** Start **

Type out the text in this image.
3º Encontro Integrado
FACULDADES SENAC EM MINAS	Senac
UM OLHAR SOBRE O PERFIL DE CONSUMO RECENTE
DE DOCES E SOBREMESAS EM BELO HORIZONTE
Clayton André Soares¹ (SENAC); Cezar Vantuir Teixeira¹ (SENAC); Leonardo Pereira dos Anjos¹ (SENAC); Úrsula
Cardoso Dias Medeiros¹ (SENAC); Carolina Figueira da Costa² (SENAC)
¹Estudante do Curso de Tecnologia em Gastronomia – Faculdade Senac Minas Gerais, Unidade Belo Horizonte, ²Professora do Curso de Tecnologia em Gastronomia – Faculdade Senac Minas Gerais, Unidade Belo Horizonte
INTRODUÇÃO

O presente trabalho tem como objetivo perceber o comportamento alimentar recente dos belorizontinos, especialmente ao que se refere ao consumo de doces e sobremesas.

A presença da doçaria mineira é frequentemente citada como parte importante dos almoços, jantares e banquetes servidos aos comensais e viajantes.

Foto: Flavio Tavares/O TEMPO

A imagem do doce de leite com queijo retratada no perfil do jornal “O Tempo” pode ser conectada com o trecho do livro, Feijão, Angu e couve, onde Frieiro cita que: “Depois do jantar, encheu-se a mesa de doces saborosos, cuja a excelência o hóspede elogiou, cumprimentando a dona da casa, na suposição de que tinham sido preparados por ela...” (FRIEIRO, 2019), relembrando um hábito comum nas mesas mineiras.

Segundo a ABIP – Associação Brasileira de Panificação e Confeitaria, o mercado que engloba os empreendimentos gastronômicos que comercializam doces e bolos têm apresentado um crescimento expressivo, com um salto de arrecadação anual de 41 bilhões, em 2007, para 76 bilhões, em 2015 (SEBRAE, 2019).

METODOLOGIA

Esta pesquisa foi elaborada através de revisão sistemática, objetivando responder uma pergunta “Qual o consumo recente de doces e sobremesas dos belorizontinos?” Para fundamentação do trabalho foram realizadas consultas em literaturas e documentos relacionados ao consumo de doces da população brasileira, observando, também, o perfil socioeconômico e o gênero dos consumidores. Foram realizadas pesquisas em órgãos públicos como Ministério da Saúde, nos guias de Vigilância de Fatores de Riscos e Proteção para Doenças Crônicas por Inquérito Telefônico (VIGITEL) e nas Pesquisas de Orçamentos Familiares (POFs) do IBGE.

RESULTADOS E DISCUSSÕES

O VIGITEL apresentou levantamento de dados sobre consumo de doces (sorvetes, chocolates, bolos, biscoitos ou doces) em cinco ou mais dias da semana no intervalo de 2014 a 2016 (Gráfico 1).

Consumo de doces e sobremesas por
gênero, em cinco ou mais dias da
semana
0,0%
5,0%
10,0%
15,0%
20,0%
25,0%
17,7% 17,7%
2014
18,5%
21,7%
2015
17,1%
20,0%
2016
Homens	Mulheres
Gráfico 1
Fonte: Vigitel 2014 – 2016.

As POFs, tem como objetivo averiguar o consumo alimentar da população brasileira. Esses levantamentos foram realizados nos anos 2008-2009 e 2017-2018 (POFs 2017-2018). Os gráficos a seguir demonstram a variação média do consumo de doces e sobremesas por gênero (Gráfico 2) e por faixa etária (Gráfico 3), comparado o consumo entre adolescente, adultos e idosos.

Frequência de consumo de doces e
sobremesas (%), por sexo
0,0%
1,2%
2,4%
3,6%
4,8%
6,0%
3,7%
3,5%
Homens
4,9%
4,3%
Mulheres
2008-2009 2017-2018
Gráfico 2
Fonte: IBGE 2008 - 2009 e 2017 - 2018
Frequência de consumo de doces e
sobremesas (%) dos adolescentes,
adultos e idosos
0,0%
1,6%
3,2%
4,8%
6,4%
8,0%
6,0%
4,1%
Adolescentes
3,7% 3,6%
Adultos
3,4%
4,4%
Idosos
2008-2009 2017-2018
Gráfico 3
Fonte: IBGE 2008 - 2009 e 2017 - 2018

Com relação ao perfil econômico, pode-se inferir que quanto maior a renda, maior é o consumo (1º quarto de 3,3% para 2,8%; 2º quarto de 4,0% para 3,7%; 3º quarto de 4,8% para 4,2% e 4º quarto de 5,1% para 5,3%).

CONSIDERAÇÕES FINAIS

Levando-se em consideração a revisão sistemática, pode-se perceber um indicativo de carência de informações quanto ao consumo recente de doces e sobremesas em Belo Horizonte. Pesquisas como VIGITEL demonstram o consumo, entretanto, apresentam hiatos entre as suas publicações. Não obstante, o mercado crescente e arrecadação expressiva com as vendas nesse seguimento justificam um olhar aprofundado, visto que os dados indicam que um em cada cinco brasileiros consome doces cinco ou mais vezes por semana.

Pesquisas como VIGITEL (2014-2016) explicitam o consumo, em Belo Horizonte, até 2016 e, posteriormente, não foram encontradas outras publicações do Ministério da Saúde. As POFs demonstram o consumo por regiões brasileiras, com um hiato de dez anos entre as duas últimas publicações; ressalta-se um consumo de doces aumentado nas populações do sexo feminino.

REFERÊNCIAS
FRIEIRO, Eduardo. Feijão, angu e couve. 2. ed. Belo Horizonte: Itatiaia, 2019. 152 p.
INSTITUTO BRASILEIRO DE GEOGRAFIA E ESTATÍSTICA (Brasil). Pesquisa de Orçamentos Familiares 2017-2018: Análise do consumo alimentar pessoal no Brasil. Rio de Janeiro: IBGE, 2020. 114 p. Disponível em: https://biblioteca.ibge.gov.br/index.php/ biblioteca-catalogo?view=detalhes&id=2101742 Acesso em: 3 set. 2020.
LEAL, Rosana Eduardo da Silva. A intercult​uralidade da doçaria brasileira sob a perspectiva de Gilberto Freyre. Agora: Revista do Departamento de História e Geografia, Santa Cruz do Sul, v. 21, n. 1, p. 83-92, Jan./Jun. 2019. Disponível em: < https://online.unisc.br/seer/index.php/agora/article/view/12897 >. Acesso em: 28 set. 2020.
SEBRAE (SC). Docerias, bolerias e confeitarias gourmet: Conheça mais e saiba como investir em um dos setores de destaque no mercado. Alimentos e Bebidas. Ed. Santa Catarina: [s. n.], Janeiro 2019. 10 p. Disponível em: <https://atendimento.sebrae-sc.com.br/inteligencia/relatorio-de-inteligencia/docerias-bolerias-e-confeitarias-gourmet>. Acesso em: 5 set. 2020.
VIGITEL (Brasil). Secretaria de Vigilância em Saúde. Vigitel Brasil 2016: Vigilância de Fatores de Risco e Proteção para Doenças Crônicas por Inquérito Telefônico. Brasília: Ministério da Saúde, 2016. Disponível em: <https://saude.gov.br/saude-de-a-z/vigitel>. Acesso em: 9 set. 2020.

** End **

(YOUR GOAL): Return all of the entries exactly as they were supplied.

(ANSWER TO THIS TASK):
Type out the text in this image.
3º Encontro Integrado
FACULDADES SENAC EM MINAS	Senac
UM OLHAR SOBRE O PERFIL DE CONSUMO RECENTE
DE DOCES E SOBREMESAS EM BELO HORIZONTE
Clayton André Soares¹ (SENAC); Cezar Vantuir Teixeira¹ (SENAC); Leonardo Pereira dos Anjos¹ (SENAC); Úrsula
Cardoso Dias Medeiros¹ (SENAC); Carolina Figueira da Costa² (SENAC)
¹Estudante do Curso de Tecnologia em Gastronomia – Faculdade Senac Minas Gerais, Unidade Belo Horizonte, ²Professora do Curso de Tecnologia em Gastronomia – Faculdade Senac Minas Gerais, Unidade Belo Horizonte
INTRODUÇÃO

O presente trabalho tem como objetivo perceber o comportamento alimentar recente dos belorizontinos, especialmente ao que se refere ao consumo de doces e sobremesas.

A presença da doçaria mineira é frequentemente citada como parte importante dos almoços, jantares e banquetes servidos aos comensais e viajantes.

Foto: Flavio Tavares/O TEMPO

A imagem do doce de leite com queijo retratada no perfil do jornal “O Tempo” pode ser conectada com o trecho do livro, Feijão, Angu e couve, onde Frieiro cita que: “Depois do jantar, encheu-se a mesa de doces saborosos, cuja a excelência o hóspede elogiou, cumprimentando a dona da casa, na suposição de que tinham sido preparados por ela...” (FRIEIRO, 2019), relembrando um hábito comum nas mesas mineiras.

Segundo a ABIP – Associação Brasileira de Panificação e Confeitaria, o mercado que engloba os empreendimentos gastronômicos que comercializam doces e bolos têm apresentado um crescimento expressivo, com um salto de arrecadação anual de 41 bilhões, em 2007, para 76 bilhões, em 2015 (SEBRAE, 2019).

METODOLOGIA

Esta pesquisa foi elaborada através de revisão sistemática, objetivando responder uma pergunta “Qual o consumo recente de doces e sobremesas dos belorizontinos?” Para fundamentação do trabalho foram realizadas consultas em literaturas e documentos relacionados ao consumo de doces da população brasileira, observando, também, o perfil socioeconômico e o gênero dos consumidores. Foram realizadas pesquisas em órgãos públicos como Ministério da Saúde, nos guias de Vigilância de Fatores de Riscos e Proteção para Doenças Crônicas por Inquérito Telefônico (VIGITEL) e nas Pesquisas de Orçamentos Familiares (POFs) do IBGE.

RESULTADOS E DISCUSSÕES

O VIGITEL apresentou levantamento de dados sobre consumo de doces (sorvetes, chocolates, bolos, biscoitos ou doces) em cinco ou mais dias da semana no intervalo de 2014 a 2016 (Gráfico 1).

Consumo de doces e sobremesas por
gênero, em cinco ou mais dias da
semana
0,0%
5,0%
10,0%
15,0%
20,0%
25,0%
17,7% 17,7%
2014
18,5%
21,7%
2015
17,1%
20,0%
2016
Homens	Mulheres
Gráfico 1
Fonte: Vigitel 2014 – 2016.

As POFs, tem como objetivo averiguar o consumo alimentar da população brasileira. Esses levantamentos foram realizados nos anos 2008-2009 e 2017-2018 (POFs 2017-2018). Os gráficos a seguir demonstram a variação média do consumo de doces e sobremesas por gênero (Gráfico 2) e por faixa etária (Gráfico 3), comparado o consumo entre adolescente, adultos e idosos.

Frequência de consumo de doces e
sobremesas (%), por sexo
0,0%
1,2%
2,4%
3,6%
4,8%
6,0%
3,7%
3,5%
Homens
4,9%
4,3%
Mulheres
2008-2009 2017-2018
Gráfico 2
Fonte: IBGE 2008 - 2009 e 2017 - 2018
Frequência de consumo de doces e
sobremesas (%) dos adolescentes,
adultos e idosos
0,0%
1,6%
3,2%
4,8%
6,4%
8,0%
6,0%
4,1%
Adolescentes
3,7% 3,6%
Adultos
3,4%
4,4%
Idosos
2008-2009 2017-2018
Gráfico 3
Fonte: IBGE 2008 - 2009 e 2017 - 2018

Com relação ao perfil econômico, pode-se inferir que quanto maior a renda, maior é o consumo (1º quarto de 3,3% para 2,8%; 2º quarto de 4,0% para 3,7%; 3º quarto de 4,8% para 4,2% e 4º quarto de 5,1% para 5,3%).

CONSIDERAÇÕES FINAIS

Levando-se em consideração a revisão sistemática, pode-se perceber um indicativo de carência de informações quanto ao consumo recente de doces e sobremesas em Belo Horizonte. Pesquisas como VIGITEL demonstram o consumo, entretanto, apresentam hiatos entre as suas publicações. Não obstante, o mercado crescente e arrecadação expressiva com as vendas nesse seguimento justificam um olhar aprofundado, visto que os dados indicam que um em cada cinco brasileiros consome doces cinco ou mais vezes por semana.

Pesquisas como VIGITEL (2014-2016) explicitam o consumo, em Belo Horizonte, até 2016 e, posteriormente, não foram encontradas outras publicações do Ministério da Saúde. As POFs demonstram o consumo por regiões brasileiras, com um hiato de dez anos entre as duas últimas publicações; ressalta-se um consumo de doces aumentado nas populações do sexo feminino.

REFERÊNCIAS
FRIEIRO, Eduardo. Feijão, angu e couve. 2. ed. Belo Horizonte: Itatiaia, 2019. 152 p.
INSTITUTO BRASILEIRO DE GEOGRAFIA E ESTATÍSTICA (Brasil). Pesquisa de Orçamentos Familiares 2017-2018: Análise do consumo alimentar pessoal no Brasil. Rio de Janeiro: IBGE, 2020. 114 p. Disponível em: https://biblioteca.ibge.gov.br/index.php/ biblioteca-catalogo?view=detalhes&id=2101742 Acesso em: 3 set. 2020.
LEAL, Rosana Eduardo da Silva. A intercult​uralidade da doçaria brasileira sob a perspectiva de Gilberto Freyre. Agora: Revista do Departamento de História e Geografia, Santa Cruz do Sul, v. 21, n. 1, p. 83-92, Jan./Jun. 2019. Disponível em: < https://online.unisc.br/seer/index.php/agora/article/view/12897 >. Acesso em: 28 set. 2020.
SEBRAE (SC). Docerias, bolerias e confeitarias gourmet: Conheça mais e saiba como investir em um dos setores de destaque no mercado. Alimentos e Bebidas. Ed. Santa Catarina: [s. n.], Janeiro 2019. 10 p. Disponível em: <https://atendimento.sebrae-sc.com.br/inteligencia/relatorio-de-inteligencia/docerias-bolerias-e-confeitarias-gourmet>. Acesso em: 5 set. 2020.
VIGITEL (Brasil). Secretaria de Vigilância em Saúde. Vigitel Brasil 2016: Vigilância de Fatores de Risco e Proteção para Doenças Crônicas por Inquérito Telefônico. Brasília: Ministério da Saúde, 2016. Disponível em: <https://saude.gov.br/saude-de-a-z/vigitel>. Acesso em: 9 set. 2020.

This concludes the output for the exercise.